- [STATED TASK] Reproduce the listing below word for word, with no pictures.

►

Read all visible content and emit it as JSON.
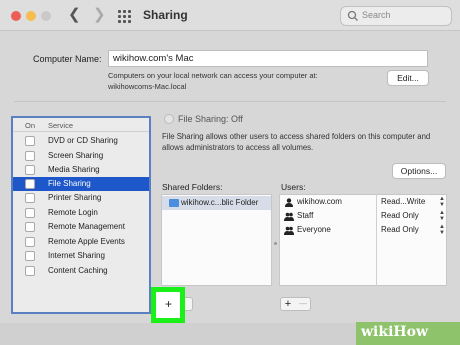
{
  "window": {
    "title": "Sharing",
    "back_icon": "chevron-left-icon",
    "forward_icon": "chevron-right-icon",
    "grid_icon": "grid-icon",
    "search_placeholder": "Search",
    "traffic_lights": {
      "close": "#ed5e57",
      "minimize": "#f5be4f",
      "zoom": "#c9c9c9"
    }
  },
  "computer_name": {
    "label": "Computer Name:",
    "value": "wikihow.com's Mac",
    "access_text": "Computers on your local network can access your computer at:",
    "local_address": "wikihowcoms-Mac.local",
    "edit_label": "Edit..."
  },
  "services": {
    "header_on": "On",
    "header_service": "Service",
    "items": [
      {
        "label": "DVD or CD Sharing",
        "selected": false
      },
      {
        "label": "Screen Sharing",
        "selected": false
      },
      {
        "label": "Media Sharing",
        "selected": false
      },
      {
        "label": "File Sharing",
        "selected": true
      },
      {
        "label": "Printer Sharing",
        "selected": false
      },
      {
        "label": "Remote Login",
        "selected": false
      },
      {
        "label": "Remote Management",
        "selected": false
      },
      {
        "label": "Remote Apple Events",
        "selected": false
      },
      {
        "label": "Internet Sharing",
        "selected": false
      },
      {
        "label": "Content Caching",
        "selected": false
      }
    ]
  },
  "file_sharing": {
    "status": "File Sharing: Off",
    "description": "File Sharing allows other users to access shared folders on this computer and allows administrators to access all volumes.",
    "options_label": "Options..."
  },
  "shared_folders": {
    "label": "Shared Folders:",
    "items": [
      {
        "label": "wikihow.c...blic Folder"
      }
    ],
    "add_label": "+",
    "remove_label": "—"
  },
  "users": {
    "label": "Users:",
    "items": [
      {
        "name": "wikihow.com",
        "permission": "Read...Write",
        "icon": "single-user-icon"
      },
      {
        "name": "Staff",
        "permission": "Read Only",
        "icon": "group-icon"
      },
      {
        "name": "Everyone",
        "permission": "Read Only",
        "icon": "group-icon"
      }
    ],
    "add_label": "+",
    "remove_label": "—"
  },
  "colors": {
    "selection": "#1d57c9",
    "highlight": "#1cf019",
    "watermark": "#8ec26b"
  },
  "watermark": {
    "prefix": "wiki",
    "suffix": "How"
  }
}
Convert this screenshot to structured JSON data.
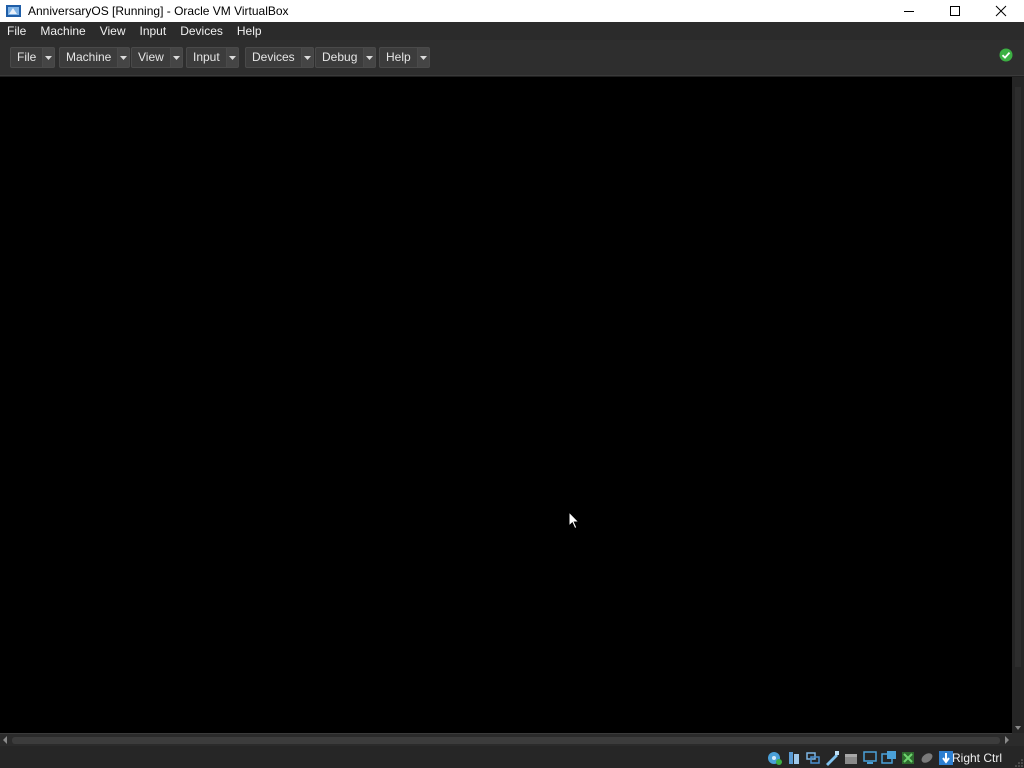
{
  "window": {
    "title": "AnniversaryOS [Running] - Oracle VM VirtualBox"
  },
  "menubar": {
    "items": [
      {
        "label": "File"
      },
      {
        "label": "Machine"
      },
      {
        "label": "View"
      },
      {
        "label": "Input"
      },
      {
        "label": "Devices"
      },
      {
        "label": "Help"
      }
    ]
  },
  "toolbar": {
    "buttons": [
      {
        "label": "File"
      },
      {
        "label": "Machine"
      },
      {
        "label": "View"
      },
      {
        "label": "Input"
      },
      {
        "label": "Devices"
      },
      {
        "label": "Debug"
      },
      {
        "label": "Help"
      }
    ],
    "status_icon": "check-circle-icon",
    "status_color": "#3cb043"
  },
  "vm_screen": {
    "background": "#000000",
    "cursor_icon": "mouse-pointer-icon"
  },
  "statusbar": {
    "icons": [
      "hard-disk-icon",
      "optical-drive-icon",
      "audio-icon",
      "network-icon",
      "usb-icon",
      "shared-folders-icon",
      "display-icon",
      "video-capture-icon",
      "cpu-icon",
      "mouse-integration-icon",
      "keyboard-capture-icon"
    ],
    "host_key": "Right Ctrl"
  }
}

◄

- [ANSWER]
Read all visible content and emit it as JSON.
{
  "window": {
    "title": "Sharing",
    "back_icon": "chevron-left-icon",
    "forward_icon": "chevron-right-icon",
    "grid_icon": "grid-icon",
    "search_placeholder": "Search",
    "traffic_lights": {
      "close": "#ed5e57",
      "minimize": "#f5be4f",
      "zoom": "#c9c9c9"
    }
  },
  "computer_name": {
    "label": "Computer Name:",
    "value": "wikihow.com's Mac",
    "access_text": "Computers on your local network can access your computer at:",
    "local_address": "wikihowcoms-Mac.local",
    "edit_label": "Edit..."
  },
  "services": {
    "header_on": "On",
    "header_service": "Service",
    "items": [
      {
        "label": "DVD or CD Sharing",
        "selected": false
      },
      {
        "label": "Screen Sharing",
        "selected": false
      },
      {
        "label": "Media Sharing",
        "selected": false
      },
      {
        "label": "File Sharing",
        "selected": true
      },
      {
        "label": "Printer Sharing",
        "selected": false
      },
      {
        "label": "Remote Login",
        "selected": false
      },
      {
        "label": "Remote Management",
        "selected": false
      },
      {
        "label": "Remote Apple Events",
        "selected": false
      },
      {
        "label": "Internet Sharing",
        "selected": false
      },
      {
        "label": "Content Caching",
        "selected": false
      }
    ]
  },
  "file_sharing": {
    "status": "File Sharing: Off",
    "description": "File Sharing allows other users to access shared folders on this computer and allows administrators to access all volumes.",
    "options_label": "Options..."
  },
  "shared_folders": {
    "label": "Shared Folders:",
    "items": [
      {
        "label": "wikihow.c...blic Folder"
      }
    ],
    "add_label": "+",
    "remove_label": "—"
  },
  "users": {
    "label": "Users:",
    "items": [
      {
        "name": "wikihow.com",
        "permission": "Read...Write",
        "icon": "single-user-icon"
      },
      {
        "name": "Staff",
        "permission": "Read Only",
        "icon": "group-icon"
      },
      {
        "name": "Everyone",
        "permission": "Read Only",
        "icon": "group-icon"
      }
    ],
    "add_label": "+",
    "remove_label": "—"
  },
  "colors": {
    "selection": "#1d57c9",
    "highlight": "#1cf019",
    "watermark": "#8ec26b"
  },
  "watermark": {
    "prefix": "wiki",
    "suffix": "How"
  }
}
Convert this screenshot to structured JSON data.
{
  "window": {
    "title": "AnniversaryOS [Running] - Oracle VM VirtualBox"
  },
  "menubar": {
    "items": [
      {
        "label": "File"
      },
      {
        "label": "Machine"
      },
      {
        "label": "View"
      },
      {
        "label": "Input"
      },
      {
        "label": "Devices"
      },
      {
        "label": "Help"
      }
    ]
  },
  "toolbar": {
    "buttons": [
      {
        "label": "File"
      },
      {
        "label": "Machine"
      },
      {
        "label": "View"
      },
      {
        "label": "Input"
      },
      {
        "label": "Devices"
      },
      {
        "label": "Debug"
      },
      {
        "label": "Help"
      }
    ],
    "status_icon": "check-circle-icon",
    "status_color": "#3cb043"
  },
  "vm_screen": {
    "background": "#000000",
    "cursor_icon": "mouse-pointer-icon"
  },
  "statusbar": {
    "icons": [
      "hard-disk-icon",
      "optical-drive-icon",
      "audio-icon",
      "network-icon",
      "usb-icon",
      "shared-folders-icon",
      "display-icon",
      "video-capture-icon",
      "cpu-icon",
      "mouse-integration-icon",
      "keyboard-capture-icon"
    ],
    "host_key": "Right Ctrl"
  }
}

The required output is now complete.